The required result is the exact run of lines beginning at the one containing "Transcribe this image's" and ending at the last line of the entries.

* [Data excerpts]
===

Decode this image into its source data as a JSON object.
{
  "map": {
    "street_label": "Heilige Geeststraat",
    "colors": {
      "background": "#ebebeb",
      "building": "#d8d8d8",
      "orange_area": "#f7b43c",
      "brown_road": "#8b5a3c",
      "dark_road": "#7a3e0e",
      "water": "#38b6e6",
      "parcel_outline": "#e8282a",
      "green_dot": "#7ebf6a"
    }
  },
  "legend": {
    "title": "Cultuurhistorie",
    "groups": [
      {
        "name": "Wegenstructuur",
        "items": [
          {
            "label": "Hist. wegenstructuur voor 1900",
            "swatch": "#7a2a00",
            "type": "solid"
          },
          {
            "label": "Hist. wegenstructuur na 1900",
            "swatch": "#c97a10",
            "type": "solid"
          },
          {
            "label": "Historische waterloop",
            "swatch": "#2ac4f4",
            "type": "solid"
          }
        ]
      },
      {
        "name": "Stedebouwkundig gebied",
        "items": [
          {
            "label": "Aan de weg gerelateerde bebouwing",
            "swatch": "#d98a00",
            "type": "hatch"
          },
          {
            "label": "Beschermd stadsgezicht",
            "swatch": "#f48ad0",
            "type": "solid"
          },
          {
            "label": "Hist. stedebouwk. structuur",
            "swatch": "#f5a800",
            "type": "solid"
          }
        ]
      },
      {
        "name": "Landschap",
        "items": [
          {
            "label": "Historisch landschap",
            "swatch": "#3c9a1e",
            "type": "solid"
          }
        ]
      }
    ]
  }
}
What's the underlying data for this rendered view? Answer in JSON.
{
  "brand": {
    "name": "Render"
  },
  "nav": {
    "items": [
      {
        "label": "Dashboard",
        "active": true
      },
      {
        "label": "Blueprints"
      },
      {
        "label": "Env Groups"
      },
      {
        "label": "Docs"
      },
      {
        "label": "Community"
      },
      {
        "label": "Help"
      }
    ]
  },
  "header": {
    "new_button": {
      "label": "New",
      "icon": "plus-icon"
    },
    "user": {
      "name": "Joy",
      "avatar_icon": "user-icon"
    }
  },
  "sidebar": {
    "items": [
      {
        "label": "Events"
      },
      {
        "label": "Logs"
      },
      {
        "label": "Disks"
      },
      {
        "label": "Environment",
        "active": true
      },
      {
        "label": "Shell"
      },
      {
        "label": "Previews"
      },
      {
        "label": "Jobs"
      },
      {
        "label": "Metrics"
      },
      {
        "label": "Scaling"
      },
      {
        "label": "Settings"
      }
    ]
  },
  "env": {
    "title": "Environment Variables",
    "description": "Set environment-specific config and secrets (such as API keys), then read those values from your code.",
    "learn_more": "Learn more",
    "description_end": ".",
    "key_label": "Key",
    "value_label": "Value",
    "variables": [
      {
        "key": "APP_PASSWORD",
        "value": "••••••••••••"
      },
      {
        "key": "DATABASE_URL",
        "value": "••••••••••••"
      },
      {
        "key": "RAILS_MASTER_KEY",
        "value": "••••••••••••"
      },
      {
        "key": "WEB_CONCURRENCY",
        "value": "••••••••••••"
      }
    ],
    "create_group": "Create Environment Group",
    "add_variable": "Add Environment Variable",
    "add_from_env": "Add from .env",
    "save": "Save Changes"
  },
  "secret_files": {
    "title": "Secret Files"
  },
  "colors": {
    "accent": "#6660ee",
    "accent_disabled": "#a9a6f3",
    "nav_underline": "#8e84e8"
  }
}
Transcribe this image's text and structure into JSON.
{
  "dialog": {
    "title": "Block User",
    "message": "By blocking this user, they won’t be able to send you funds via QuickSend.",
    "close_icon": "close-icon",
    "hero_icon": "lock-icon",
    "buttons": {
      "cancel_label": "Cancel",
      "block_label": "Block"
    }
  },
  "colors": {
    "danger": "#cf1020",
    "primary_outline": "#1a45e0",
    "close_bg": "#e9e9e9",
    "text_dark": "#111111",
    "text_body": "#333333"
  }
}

===

* [Answer for this exercise]
Transcribe this image's text and structure into JSON.
{
  "dialog": {
    "title": "Block User",
    "message": "By blocking this user, they won’t be able to send you funds via QuickSend.",
    "close_icon": "close-icon",
    "hero_icon": "lock-icon",
    "buttons": {
      "cancel_label": "Cancel",
      "block_label": "Block"
    }
  },
  "colors": {
    "danger": "#cf1020",
    "primary_outline": "#1a45e0",
    "close_bg": "#e9e9e9",
    "text_dark": "#111111",
    "text_body": "#333333"
  }
}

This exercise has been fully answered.